*REQUIRED WORK*:
Reproduce the listing below without changes, except that pictures are left out.

*EXERCISE INPUT*:
===============
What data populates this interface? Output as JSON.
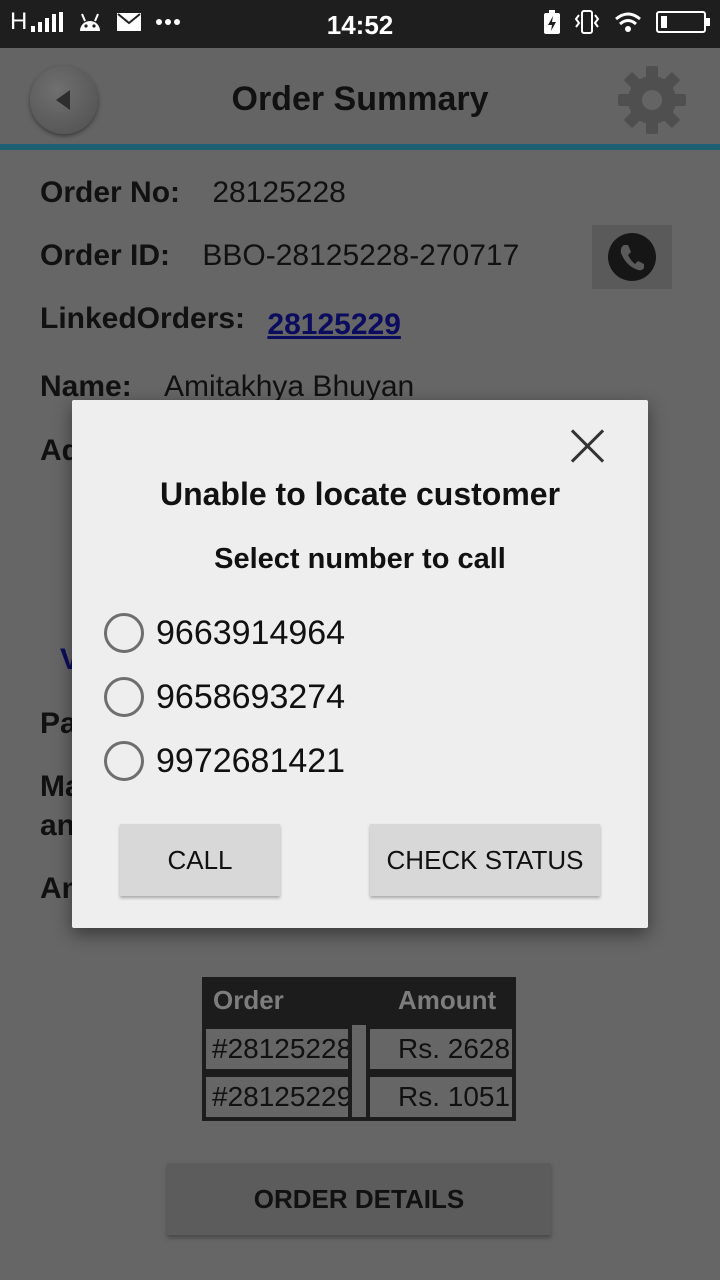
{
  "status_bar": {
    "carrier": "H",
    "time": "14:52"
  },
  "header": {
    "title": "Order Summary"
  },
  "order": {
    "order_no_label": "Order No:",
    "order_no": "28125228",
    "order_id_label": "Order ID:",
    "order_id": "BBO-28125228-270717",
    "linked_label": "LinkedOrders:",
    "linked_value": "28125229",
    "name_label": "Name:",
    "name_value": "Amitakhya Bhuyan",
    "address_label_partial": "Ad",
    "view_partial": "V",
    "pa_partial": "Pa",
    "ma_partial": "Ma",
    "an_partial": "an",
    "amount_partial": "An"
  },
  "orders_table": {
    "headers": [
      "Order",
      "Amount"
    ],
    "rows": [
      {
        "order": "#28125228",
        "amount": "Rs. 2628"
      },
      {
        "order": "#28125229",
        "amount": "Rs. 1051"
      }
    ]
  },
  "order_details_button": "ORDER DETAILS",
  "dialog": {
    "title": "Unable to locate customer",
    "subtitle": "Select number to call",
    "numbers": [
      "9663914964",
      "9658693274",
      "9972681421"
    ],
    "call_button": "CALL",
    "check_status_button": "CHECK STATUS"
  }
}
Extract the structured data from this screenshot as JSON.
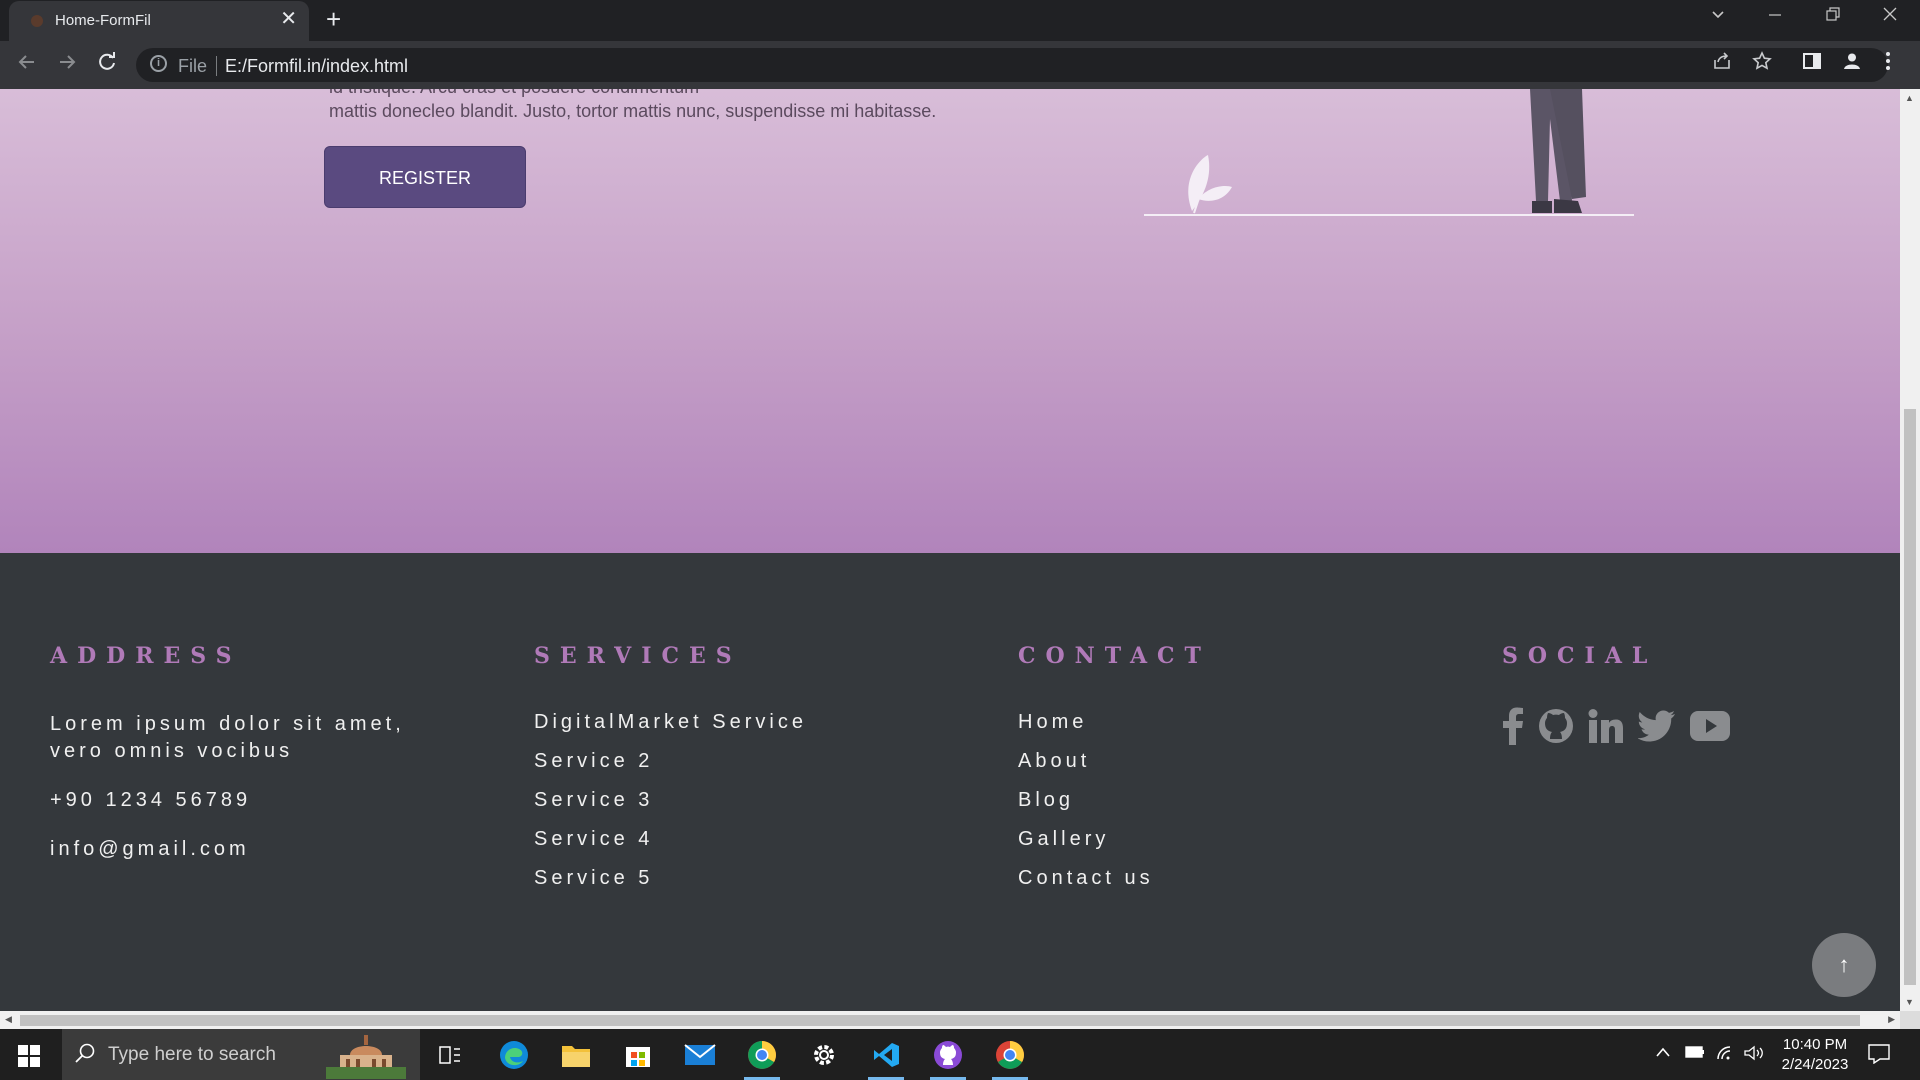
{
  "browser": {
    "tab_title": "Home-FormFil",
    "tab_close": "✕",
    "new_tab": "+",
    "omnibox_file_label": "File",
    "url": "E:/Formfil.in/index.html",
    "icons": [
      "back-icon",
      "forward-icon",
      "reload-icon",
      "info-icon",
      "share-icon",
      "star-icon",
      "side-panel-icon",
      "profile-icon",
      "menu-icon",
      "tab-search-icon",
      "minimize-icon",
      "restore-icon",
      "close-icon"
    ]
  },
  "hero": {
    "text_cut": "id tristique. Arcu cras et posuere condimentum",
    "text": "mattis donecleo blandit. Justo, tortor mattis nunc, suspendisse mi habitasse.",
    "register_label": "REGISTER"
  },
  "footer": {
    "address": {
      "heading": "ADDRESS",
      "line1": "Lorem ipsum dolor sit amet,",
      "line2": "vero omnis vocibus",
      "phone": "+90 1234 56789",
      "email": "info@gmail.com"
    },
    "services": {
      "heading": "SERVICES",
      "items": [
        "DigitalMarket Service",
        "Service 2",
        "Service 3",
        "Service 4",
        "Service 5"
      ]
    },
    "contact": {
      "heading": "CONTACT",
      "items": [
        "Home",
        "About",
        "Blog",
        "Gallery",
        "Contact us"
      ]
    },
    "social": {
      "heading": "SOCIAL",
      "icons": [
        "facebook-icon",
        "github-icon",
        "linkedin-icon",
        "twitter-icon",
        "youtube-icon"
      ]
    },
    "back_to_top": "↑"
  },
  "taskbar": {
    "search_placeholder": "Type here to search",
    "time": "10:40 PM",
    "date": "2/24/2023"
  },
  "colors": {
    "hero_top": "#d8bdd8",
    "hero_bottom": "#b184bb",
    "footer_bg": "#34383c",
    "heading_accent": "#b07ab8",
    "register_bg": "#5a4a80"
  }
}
===============
*RESULT BELOW*:
What data populates this interface? Output as JSON.
{
  "status_bar": {
    "carrier": "H",
    "time": "14:52"
  },
  "header": {
    "title": "Order Summary"
  },
  "order": {
    "order_no_label": "Order No:",
    "order_no": "28125228",
    "order_id_label": "Order ID:",
    "order_id": "BBO-28125228-270717",
    "linked_label": "LinkedOrders:",
    "linked_value": "28125229",
    "name_label": "Name:",
    "name_value": "Amitakhya Bhuyan",
    "address_label_partial": "Ad",
    "view_partial": "V",
    "pa_partial": "Pa",
    "ma_partial": "Ma",
    "an_partial": "an",
    "amount_partial": "An"
  },
  "orders_table": {
    "headers": [
      "Order",
      "Amount"
    ],
    "rows": [
      {
        "order": "#28125228",
        "amount": "Rs. 2628"
      },
      {
        "order": "#28125229",
        "amount": "Rs. 1051"
      }
    ]
  },
  "order_details_button": "ORDER DETAILS",
  "dialog": {
    "title": "Unable to locate customer",
    "subtitle": "Select number to call",
    "numbers": [
      "9663914964",
      "9658693274",
      "9972681421"
    ],
    "call_button": "CALL",
    "check_status_button": "CHECK STATUS"
  }
}
Extract the structured data from this screenshot as JSON.
{
  "browser": {
    "tab_title": "Home-FormFil",
    "tab_close": "✕",
    "new_tab": "+",
    "omnibox_file_label": "File",
    "url": "E:/Formfil.in/index.html",
    "icons": [
      "back-icon",
      "forward-icon",
      "reload-icon",
      "info-icon",
      "share-icon",
      "star-icon",
      "side-panel-icon",
      "profile-icon",
      "menu-icon",
      "tab-search-icon",
      "minimize-icon",
      "restore-icon",
      "close-icon"
    ]
  },
  "hero": {
    "text_cut": "id tristique. Arcu cras et posuere condimentum",
    "text": "mattis donecleo blandit. Justo, tortor mattis nunc, suspendisse mi habitasse.",
    "register_label": "REGISTER"
  },
  "footer": {
    "address": {
      "heading": "ADDRESS",
      "line1": "Lorem ipsum dolor sit amet,",
      "line2": "vero omnis vocibus",
      "phone": "+90 1234 56789",
      "email": "info@gmail.com"
    },
    "services": {
      "heading": "SERVICES",
      "items": [
        "DigitalMarket Service",
        "Service 2",
        "Service 3",
        "Service 4",
        "Service 5"
      ]
    },
    "contact": {
      "heading": "CONTACT",
      "items": [
        "Home",
        "About",
        "Blog",
        "Gallery",
        "Contact us"
      ]
    },
    "social": {
      "heading": "SOCIAL",
      "icons": [
        "facebook-icon",
        "github-icon",
        "linkedin-icon",
        "twitter-icon",
        "youtube-icon"
      ]
    },
    "back_to_top": "↑"
  },
  "taskbar": {
    "search_placeholder": "Type here to search",
    "time": "10:40 PM",
    "date": "2/24/2023"
  },
  "colors": {
    "hero_top": "#d8bdd8",
    "hero_bottom": "#b184bb",
    "footer_bg": "#34383c",
    "heading_accent": "#b07ab8",
    "register_bg": "#5a4a80"
  }
}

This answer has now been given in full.